What you should do: Search the records below for the word "image". Pull out each line that has it.

━━━━

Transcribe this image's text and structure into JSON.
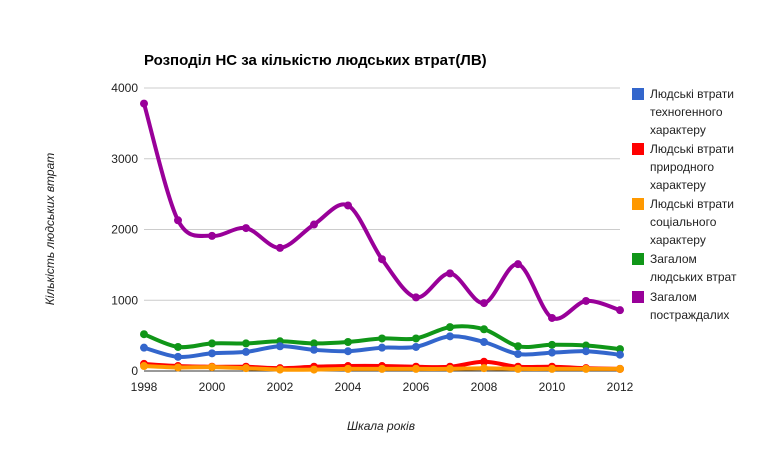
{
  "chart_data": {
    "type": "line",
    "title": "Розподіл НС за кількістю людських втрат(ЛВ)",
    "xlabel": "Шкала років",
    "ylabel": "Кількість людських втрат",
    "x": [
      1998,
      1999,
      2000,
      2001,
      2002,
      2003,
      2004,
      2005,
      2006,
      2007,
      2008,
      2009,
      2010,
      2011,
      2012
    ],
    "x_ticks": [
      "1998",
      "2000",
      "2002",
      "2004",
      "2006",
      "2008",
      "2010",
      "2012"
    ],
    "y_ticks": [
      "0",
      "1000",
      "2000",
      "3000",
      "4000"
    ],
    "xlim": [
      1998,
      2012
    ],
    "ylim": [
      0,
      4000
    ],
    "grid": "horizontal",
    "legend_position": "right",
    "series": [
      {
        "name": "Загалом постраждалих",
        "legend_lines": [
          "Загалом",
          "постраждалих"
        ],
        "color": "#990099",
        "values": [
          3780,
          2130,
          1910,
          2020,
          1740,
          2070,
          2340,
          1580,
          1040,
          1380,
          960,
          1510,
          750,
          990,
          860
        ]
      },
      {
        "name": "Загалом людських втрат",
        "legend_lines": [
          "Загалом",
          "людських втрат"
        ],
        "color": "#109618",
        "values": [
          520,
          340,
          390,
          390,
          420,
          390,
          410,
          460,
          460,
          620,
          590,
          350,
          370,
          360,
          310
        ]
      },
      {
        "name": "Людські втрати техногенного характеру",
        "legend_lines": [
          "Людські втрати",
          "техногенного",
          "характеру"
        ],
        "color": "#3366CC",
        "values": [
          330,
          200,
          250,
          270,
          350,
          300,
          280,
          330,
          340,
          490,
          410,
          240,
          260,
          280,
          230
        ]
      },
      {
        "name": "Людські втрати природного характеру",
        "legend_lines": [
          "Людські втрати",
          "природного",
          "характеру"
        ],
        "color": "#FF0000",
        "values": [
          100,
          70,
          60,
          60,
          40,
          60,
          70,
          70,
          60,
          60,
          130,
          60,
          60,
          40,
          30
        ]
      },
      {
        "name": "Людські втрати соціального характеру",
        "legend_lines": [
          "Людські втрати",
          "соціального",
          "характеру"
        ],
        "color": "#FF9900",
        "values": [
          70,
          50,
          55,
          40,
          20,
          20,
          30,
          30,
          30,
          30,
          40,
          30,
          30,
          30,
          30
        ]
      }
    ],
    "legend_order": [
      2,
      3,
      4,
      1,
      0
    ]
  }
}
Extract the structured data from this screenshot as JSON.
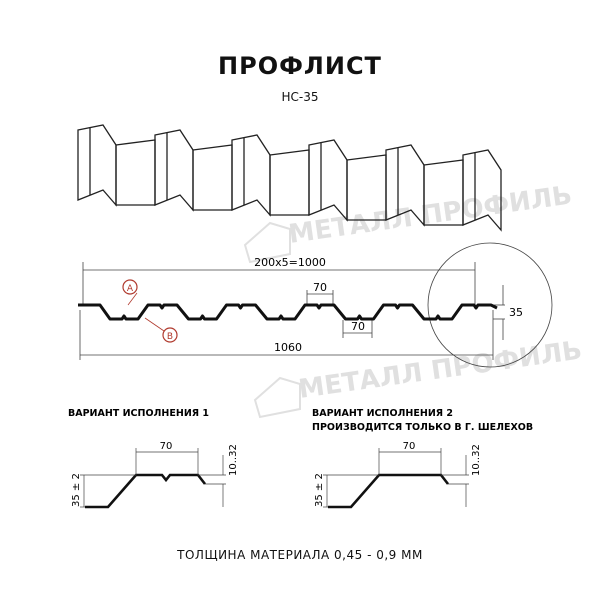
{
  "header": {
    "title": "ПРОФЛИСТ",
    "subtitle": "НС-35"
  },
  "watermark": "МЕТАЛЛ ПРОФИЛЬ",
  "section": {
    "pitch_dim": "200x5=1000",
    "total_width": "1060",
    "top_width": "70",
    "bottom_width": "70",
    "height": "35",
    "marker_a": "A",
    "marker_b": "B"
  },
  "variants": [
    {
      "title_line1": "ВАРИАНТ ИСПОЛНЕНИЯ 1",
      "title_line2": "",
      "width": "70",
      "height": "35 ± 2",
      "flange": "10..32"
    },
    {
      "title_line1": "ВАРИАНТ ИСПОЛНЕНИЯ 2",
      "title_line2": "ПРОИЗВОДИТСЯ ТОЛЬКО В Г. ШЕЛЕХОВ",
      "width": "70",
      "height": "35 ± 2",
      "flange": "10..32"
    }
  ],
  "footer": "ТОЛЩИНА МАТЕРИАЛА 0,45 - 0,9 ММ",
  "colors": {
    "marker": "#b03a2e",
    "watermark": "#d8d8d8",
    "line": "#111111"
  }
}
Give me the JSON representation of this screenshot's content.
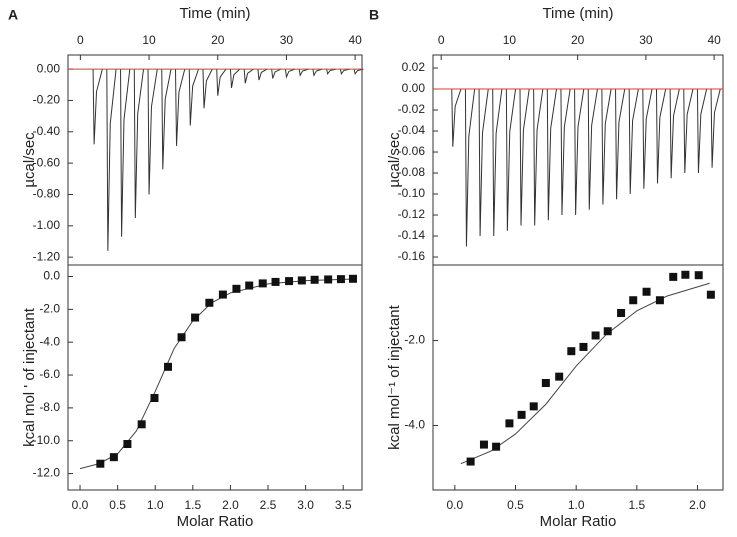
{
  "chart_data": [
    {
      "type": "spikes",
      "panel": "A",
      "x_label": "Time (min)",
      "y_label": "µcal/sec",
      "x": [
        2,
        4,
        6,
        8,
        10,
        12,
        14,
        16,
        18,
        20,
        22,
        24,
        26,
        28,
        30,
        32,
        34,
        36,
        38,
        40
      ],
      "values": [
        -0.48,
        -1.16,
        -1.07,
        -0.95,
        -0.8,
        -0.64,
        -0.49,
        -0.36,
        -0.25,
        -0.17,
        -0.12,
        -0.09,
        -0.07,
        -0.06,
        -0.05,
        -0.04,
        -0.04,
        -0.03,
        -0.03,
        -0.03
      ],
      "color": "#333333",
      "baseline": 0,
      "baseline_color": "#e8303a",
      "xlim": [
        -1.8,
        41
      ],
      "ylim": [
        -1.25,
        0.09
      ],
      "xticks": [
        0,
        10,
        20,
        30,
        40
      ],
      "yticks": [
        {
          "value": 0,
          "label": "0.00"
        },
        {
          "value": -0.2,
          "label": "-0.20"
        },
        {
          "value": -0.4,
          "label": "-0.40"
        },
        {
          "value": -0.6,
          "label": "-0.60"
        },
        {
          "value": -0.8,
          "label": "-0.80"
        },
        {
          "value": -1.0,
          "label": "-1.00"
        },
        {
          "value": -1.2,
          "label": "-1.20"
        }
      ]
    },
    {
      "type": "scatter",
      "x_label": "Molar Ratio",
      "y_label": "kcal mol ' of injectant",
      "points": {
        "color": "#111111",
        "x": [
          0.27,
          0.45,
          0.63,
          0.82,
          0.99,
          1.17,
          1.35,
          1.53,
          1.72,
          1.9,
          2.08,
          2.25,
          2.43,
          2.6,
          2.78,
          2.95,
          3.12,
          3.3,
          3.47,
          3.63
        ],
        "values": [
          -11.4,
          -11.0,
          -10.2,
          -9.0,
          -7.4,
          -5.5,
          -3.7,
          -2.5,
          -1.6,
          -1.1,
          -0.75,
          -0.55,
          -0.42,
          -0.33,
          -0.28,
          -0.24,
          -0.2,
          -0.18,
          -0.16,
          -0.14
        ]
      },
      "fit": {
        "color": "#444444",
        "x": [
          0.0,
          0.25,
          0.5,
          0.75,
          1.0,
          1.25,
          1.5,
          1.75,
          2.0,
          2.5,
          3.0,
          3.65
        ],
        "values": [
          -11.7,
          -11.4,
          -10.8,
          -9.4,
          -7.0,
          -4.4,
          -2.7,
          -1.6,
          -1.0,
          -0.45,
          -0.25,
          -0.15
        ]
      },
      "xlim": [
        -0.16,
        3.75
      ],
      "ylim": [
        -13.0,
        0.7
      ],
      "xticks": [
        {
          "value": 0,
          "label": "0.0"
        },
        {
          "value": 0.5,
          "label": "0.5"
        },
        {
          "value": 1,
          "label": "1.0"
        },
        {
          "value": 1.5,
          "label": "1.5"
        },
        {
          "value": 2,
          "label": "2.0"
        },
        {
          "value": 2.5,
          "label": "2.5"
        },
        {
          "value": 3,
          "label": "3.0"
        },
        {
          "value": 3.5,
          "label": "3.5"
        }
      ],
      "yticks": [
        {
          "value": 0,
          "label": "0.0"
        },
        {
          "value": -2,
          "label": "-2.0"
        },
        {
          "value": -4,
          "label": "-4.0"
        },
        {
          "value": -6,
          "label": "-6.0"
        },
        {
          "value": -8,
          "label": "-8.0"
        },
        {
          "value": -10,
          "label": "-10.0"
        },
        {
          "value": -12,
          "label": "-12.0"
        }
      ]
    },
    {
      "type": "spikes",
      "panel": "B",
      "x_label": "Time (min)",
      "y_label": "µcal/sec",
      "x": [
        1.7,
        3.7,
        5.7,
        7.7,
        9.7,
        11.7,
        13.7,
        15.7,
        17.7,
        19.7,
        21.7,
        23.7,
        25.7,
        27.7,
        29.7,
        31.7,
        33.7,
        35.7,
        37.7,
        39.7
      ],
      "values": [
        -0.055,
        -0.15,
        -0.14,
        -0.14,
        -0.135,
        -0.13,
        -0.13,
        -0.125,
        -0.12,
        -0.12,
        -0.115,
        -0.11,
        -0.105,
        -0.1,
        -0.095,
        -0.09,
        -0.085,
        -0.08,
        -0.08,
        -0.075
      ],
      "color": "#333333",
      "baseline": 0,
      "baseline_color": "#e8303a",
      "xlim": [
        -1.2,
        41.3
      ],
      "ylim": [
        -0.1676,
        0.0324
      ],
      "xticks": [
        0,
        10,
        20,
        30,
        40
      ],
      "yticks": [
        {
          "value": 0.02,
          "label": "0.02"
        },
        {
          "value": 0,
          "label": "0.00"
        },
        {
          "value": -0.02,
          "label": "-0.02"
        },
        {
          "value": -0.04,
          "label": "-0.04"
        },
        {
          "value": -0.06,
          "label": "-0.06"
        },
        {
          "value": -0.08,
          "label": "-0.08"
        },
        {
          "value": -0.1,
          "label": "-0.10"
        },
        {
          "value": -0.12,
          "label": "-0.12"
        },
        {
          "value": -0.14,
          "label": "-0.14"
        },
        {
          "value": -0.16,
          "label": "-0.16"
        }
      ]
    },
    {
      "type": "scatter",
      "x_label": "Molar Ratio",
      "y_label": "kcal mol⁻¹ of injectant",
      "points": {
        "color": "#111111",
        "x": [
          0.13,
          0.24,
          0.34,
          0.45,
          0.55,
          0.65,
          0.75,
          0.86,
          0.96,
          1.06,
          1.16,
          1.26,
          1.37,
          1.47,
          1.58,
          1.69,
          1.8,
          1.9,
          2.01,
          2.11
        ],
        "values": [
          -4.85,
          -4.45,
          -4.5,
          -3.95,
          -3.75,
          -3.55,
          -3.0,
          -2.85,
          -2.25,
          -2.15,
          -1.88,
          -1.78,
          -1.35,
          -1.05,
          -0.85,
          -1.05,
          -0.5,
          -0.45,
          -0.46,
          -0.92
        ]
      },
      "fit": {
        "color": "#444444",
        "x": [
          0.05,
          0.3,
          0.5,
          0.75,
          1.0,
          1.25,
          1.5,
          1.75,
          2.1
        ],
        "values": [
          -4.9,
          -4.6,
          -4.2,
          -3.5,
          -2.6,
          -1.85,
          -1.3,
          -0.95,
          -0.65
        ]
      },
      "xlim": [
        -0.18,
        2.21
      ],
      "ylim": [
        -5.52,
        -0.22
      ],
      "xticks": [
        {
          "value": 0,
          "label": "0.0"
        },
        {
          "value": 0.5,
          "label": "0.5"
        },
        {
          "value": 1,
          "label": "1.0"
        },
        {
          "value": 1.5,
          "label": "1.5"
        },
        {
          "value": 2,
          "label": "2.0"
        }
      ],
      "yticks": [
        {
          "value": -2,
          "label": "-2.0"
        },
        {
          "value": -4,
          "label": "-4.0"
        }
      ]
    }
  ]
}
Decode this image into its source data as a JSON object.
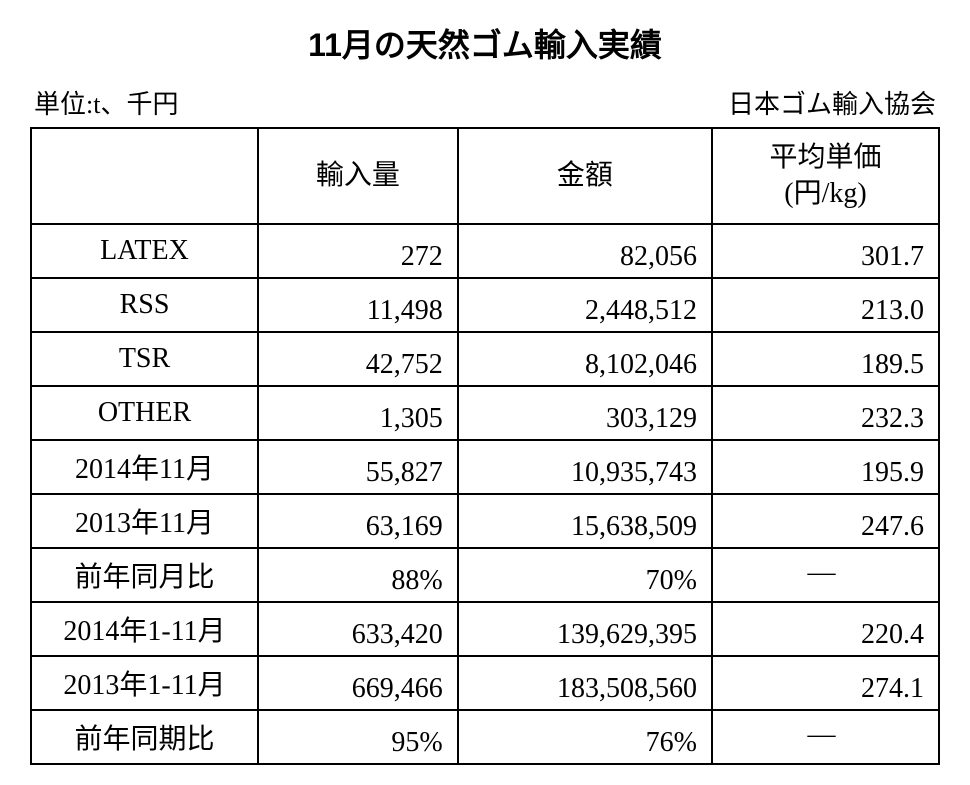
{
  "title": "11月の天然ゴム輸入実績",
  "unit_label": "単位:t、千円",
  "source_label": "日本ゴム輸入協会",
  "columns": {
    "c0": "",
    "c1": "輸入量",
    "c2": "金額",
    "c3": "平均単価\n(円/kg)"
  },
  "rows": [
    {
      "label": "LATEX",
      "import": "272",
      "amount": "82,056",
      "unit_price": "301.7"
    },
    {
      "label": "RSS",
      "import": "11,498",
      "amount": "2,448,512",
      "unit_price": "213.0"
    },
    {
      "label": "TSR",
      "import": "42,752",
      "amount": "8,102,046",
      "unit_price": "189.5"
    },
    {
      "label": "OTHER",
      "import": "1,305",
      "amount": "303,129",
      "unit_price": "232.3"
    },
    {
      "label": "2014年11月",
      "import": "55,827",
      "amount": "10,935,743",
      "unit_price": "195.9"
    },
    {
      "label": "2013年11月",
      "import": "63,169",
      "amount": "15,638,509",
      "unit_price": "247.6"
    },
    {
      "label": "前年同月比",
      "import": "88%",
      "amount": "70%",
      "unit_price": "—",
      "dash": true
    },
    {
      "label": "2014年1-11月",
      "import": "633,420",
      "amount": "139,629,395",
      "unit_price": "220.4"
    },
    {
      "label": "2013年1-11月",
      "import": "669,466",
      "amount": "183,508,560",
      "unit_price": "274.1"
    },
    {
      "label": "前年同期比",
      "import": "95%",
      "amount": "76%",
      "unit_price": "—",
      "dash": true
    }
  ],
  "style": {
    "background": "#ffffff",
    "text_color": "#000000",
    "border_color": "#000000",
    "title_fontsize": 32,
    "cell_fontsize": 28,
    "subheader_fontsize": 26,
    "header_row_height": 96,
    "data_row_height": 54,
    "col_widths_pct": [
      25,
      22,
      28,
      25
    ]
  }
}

━━━━

Solution to the exercise:
Transcribe this image's text and structure into JSON.
Decode this image into its source data as a JSON object.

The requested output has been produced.